> **TO BE DONE**
Will you write out the data exactly, excluding every picture?

> **EXTRACTED MATERIAL**

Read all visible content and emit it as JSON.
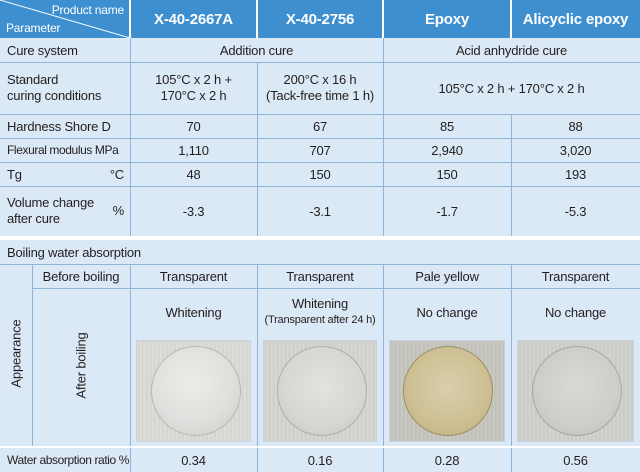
{
  "header": {
    "product_name": "Product name",
    "parameter": "Parameter",
    "products": [
      "X-40-2667A",
      "X-40-2756",
      "Epoxy",
      "Alicyclic epoxy"
    ]
  },
  "rows": {
    "cure_system": {
      "label": "Cure system",
      "addition": "Addition cure",
      "acid": "Acid anhydride cure"
    },
    "curing_conditions": {
      "label_line1": "Standard",
      "label_line2": "curing conditions",
      "p1_line1": "105°C x 2 h +",
      "p1_line2": "170°C x 2 h",
      "p2_line1": "200°C x 16 h",
      "p2_line2": "(Tack-free time 1 h)",
      "p34": "105°C x 2 h + 170°C x 2 h"
    },
    "hardness": {
      "label": "Hardness  Shore D",
      "values": [
        "70",
        "67",
        "85",
        "88"
      ]
    },
    "flexural": {
      "label": "Flexural modulus MPa",
      "values": [
        "1,110",
        "707",
        "2,940",
        "3,020"
      ]
    },
    "tg": {
      "label": "Tg",
      "unit": "°C",
      "values": [
        "48",
        "150",
        "150",
        "193"
      ]
    },
    "volume_change": {
      "label_line1": "Volume change",
      "label_line2": "after cure",
      "unit": "%",
      "values": [
        "-3.3",
        "-3.1",
        "-1.7",
        "-5.3"
      ]
    }
  },
  "boiling": {
    "section_title": "Boiling water absorption",
    "appearance_label": "Appearance",
    "before_label": "Before boiling",
    "after_label": "After boiling",
    "before_values": [
      "Transparent",
      "Transparent",
      "Pale yellow",
      "Transparent"
    ],
    "after_values": [
      "Whitening",
      "Whitening",
      "No change",
      "No change"
    ],
    "after_note_p2": "(Transparent after 24 h)",
    "ratio_label": "Water absorption ratio  %",
    "ratio_values": [
      "0.34",
      "0.16",
      "0.28",
      "0.56"
    ]
  },
  "colors": {
    "header_blue": "#3d8fd0",
    "light_blue": "#dbe8f6",
    "grid_line": "#8fb4db",
    "sample_epoxy_tint": "#cdbf92"
  }
}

> **TASK SOLUTION**
Read all visible content and emit it as JSON.
{
  "header": {
    "product_name": "Product name",
    "parameter": "Parameter",
    "products": [
      "X-40-2667A",
      "X-40-2756",
      "Epoxy",
      "Alicyclic epoxy"
    ]
  },
  "rows": {
    "cure_system": {
      "label": "Cure system",
      "addition": "Addition cure",
      "acid": "Acid anhydride cure"
    },
    "curing_conditions": {
      "label_line1": "Standard",
      "label_line2": "curing conditions",
      "p1_line1": "105°C x 2 h +",
      "p1_line2": "170°C x 2 h",
      "p2_line1": "200°C x 16 h",
      "p2_line2": "(Tack-free time 1 h)",
      "p34": "105°C x 2 h + 170°C x 2 h"
    },
    "hardness": {
      "label": "Hardness  Shore D",
      "values": [
        "70",
        "67",
        "85",
        "88"
      ]
    },
    "flexural": {
      "label": "Flexural modulus MPa",
      "values": [
        "1,110",
        "707",
        "2,940",
        "3,020"
      ]
    },
    "tg": {
      "label": "Tg",
      "unit": "°C",
      "values": [
        "48",
        "150",
        "150",
        "193"
      ]
    },
    "volume_change": {
      "label_line1": "Volume change",
      "label_line2": "after cure",
      "unit": "%",
      "values": [
        "-3.3",
        "-3.1",
        "-1.7",
        "-5.3"
      ]
    }
  },
  "boiling": {
    "section_title": "Boiling water absorption",
    "appearance_label": "Appearance",
    "before_label": "Before boiling",
    "after_label": "After boiling",
    "before_values": [
      "Transparent",
      "Transparent",
      "Pale yellow",
      "Transparent"
    ],
    "after_values": [
      "Whitening",
      "Whitening",
      "No change",
      "No change"
    ],
    "after_note_p2": "(Transparent after 24 h)",
    "ratio_label": "Water absorption ratio  %",
    "ratio_values": [
      "0.34",
      "0.16",
      "0.28",
      "0.56"
    ]
  },
  "colors": {
    "header_blue": "#3d8fd0",
    "light_blue": "#dbe8f6",
    "grid_line": "#8fb4db",
    "sample_epoxy_tint": "#cdbf92"
  }
}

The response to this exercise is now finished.